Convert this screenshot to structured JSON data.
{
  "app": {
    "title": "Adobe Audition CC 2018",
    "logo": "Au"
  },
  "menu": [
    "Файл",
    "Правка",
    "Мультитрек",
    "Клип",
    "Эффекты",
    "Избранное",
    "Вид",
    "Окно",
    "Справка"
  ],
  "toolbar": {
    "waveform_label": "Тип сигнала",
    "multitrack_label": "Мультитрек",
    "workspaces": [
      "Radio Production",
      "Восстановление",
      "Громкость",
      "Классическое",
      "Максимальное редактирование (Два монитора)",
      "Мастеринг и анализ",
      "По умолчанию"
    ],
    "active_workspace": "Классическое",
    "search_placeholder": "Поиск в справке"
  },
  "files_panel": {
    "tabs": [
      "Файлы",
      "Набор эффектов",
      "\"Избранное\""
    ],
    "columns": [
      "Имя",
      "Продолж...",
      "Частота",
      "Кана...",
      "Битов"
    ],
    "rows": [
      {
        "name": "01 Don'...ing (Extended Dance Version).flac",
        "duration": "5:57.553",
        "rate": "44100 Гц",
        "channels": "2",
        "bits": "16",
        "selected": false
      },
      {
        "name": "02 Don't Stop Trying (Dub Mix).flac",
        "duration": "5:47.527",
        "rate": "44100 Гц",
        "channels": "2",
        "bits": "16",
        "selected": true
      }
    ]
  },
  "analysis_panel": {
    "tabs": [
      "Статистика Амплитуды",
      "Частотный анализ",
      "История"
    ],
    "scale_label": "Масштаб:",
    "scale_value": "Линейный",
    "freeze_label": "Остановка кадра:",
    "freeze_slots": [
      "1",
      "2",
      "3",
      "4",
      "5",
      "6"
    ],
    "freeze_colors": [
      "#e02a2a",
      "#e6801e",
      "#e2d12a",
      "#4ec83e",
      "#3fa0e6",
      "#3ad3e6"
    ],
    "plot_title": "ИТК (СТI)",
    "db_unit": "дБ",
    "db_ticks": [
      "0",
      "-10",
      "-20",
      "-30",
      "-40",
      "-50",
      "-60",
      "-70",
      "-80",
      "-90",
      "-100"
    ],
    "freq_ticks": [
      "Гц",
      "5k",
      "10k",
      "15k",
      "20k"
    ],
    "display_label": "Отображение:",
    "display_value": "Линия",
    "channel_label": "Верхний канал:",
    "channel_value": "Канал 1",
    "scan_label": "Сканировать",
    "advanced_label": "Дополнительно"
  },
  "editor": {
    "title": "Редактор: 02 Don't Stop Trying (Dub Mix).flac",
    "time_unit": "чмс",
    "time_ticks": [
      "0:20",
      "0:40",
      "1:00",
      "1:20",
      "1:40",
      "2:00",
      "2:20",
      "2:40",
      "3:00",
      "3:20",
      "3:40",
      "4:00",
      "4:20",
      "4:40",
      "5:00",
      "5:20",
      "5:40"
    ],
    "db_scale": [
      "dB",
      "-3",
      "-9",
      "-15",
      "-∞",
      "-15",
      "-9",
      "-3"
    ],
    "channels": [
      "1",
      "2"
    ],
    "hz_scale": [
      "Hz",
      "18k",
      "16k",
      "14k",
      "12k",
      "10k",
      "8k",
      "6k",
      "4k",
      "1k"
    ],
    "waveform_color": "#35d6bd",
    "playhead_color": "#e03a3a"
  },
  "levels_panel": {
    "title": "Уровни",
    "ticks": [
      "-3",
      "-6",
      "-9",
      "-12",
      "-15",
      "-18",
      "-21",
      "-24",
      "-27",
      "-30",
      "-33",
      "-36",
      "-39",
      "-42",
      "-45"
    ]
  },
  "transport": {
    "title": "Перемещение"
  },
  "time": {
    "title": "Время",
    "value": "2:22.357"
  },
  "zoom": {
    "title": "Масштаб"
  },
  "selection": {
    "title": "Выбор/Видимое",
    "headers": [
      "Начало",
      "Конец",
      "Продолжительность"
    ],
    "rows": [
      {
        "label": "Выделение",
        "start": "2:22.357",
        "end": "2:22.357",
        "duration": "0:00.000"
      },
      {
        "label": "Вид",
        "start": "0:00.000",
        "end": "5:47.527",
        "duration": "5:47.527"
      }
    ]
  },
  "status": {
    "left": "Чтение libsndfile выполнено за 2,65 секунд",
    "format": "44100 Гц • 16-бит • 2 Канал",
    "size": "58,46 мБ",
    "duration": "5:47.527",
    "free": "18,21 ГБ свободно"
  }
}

···

_EXERCISE TASK_
Reproduce the material in full, with no word added or dropped.

_THE ANSWER_
Convert this screenshot to structured JSON data.
{
  "app": {
    "title": "Adobe Audition CC 2018",
    "logo": "Au"
  },
  "menu": [
    "Файл",
    "Правка",
    "Мультитрек",
    "Клип",
    "Эффекты",
    "Избранное",
    "Вид",
    "Окно",
    "Справка"
  ],
  "toolbar": {
    "waveform_label": "Тип сигнала",
    "multitrack_label": "Мультитрек",
    "workspaces": [
      "Radio Production",
      "Восстановление",
      "Громкость",
      "Классическое",
      "Максимальное редактирование (Два монитора)",
      "Мастеринг и анализ",
      "По умолчанию"
    ],
    "active_workspace": "Классическое",
    "search_placeholder": "Поиск в справке"
  },
  "files_panel": {
    "tabs": [
      "Файлы",
      "Набор эффектов",
      "\"Избранное\""
    ],
    "columns": [
      "Имя",
      "Продолж...",
      "Частота",
      "Кана...",
      "Битов"
    ],
    "rows": [
      {
        "name": "01 Don'...ing (Extended Dance Version).flac",
        "duration": "5:57.553",
        "rate": "44100 Гц",
        "channels": "2",
        "bits": "16",
        "selected": false
      },
      {
        "name": "02 Don't Stop Trying (Dub Mix).flac",
        "duration": "5:47.527",
        "rate": "44100 Гц",
        "channels": "2",
        "bits": "16",
        "selected": true
      }
    ]
  },
  "analysis_panel": {
    "tabs": [
      "Статистика Амплитуды",
      "Частотный анализ",
      "История"
    ],
    "scale_label": "Масштаб:",
    "scale_value": "Линейный",
    "freeze_label": "Остановка кадра:",
    "freeze_slots": [
      "1",
      "2",
      "3",
      "4",
      "5",
      "6"
    ],
    "freeze_colors": [
      "#e02a2a",
      "#e6801e",
      "#e2d12a",
      "#4ec83e",
      "#3fa0e6",
      "#3ad3e6"
    ],
    "plot_title": "ИТК (СТI)",
    "db_unit": "дБ",
    "db_ticks": [
      "0",
      "-10",
      "-20",
      "-30",
      "-40",
      "-50",
      "-60",
      "-70",
      "-80",
      "-90",
      "-100"
    ],
    "freq_ticks": [
      "Гц",
      "5k",
      "10k",
      "15k",
      "20k"
    ],
    "display_label": "Отображение:",
    "display_value": "Линия",
    "channel_label": "Верхний канал:",
    "channel_value": "Канал 1",
    "scan_label": "Сканировать",
    "advanced_label": "Дополнительно"
  },
  "editor": {
    "title": "Редактор: 02 Don't Stop Trying (Dub Mix).flac",
    "time_unit": "чмс",
    "time_ticks": [
      "0:20",
      "0:40",
      "1:00",
      "1:20",
      "1:40",
      "2:00",
      "2:20",
      "2:40",
      "3:00",
      "3:20",
      "3:40",
      "4:00",
      "4:20",
      "4:40",
      "5:00",
      "5:20",
      "5:40"
    ],
    "db_scale": [
      "dB",
      "-3",
      "-9",
      "-15",
      "-∞",
      "-15",
      "-9",
      "-3"
    ],
    "channels": [
      "1",
      "2"
    ],
    "hz_scale": [
      "Hz",
      "18k",
      "16k",
      "14k",
      "12k",
      "10k",
      "8k",
      "6k",
      "4k",
      "1k"
    ],
    "waveform_color": "#35d6bd",
    "playhead_color": "#e03a3a"
  },
  "levels_panel": {
    "title": "Уровни",
    "ticks": [
      "-3",
      "-6",
      "-9",
      "-12",
      "-15",
      "-18",
      "-21",
      "-24",
      "-27",
      "-30",
      "-33",
      "-36",
      "-39",
      "-42",
      "-45"
    ]
  },
  "transport": {
    "title": "Перемещение"
  },
  "time": {
    "title": "Время",
    "value": "2:22.357"
  },
  "zoom": {
    "title": "Масштаб"
  },
  "selection": {
    "title": "Выбор/Видимое",
    "headers": [
      "Начало",
      "Конец",
      "Продолжительность"
    ],
    "rows": [
      {
        "label": "Выделение",
        "start": "2:22.357",
        "end": "2:22.357",
        "duration": "0:00.000"
      },
      {
        "label": "Вид",
        "start": "0:00.000",
        "end": "5:47.527",
        "duration": "5:47.527"
      }
    ]
  },
  "status": {
    "left": "Чтение libsndfile выполнено за 2,65 секунд",
    "format": "44100 Гц • 16-бит • 2 Канал",
    "size": "58,46 мБ",
    "duration": "5:47.527",
    "free": "18,21 ГБ свободно"
  }
}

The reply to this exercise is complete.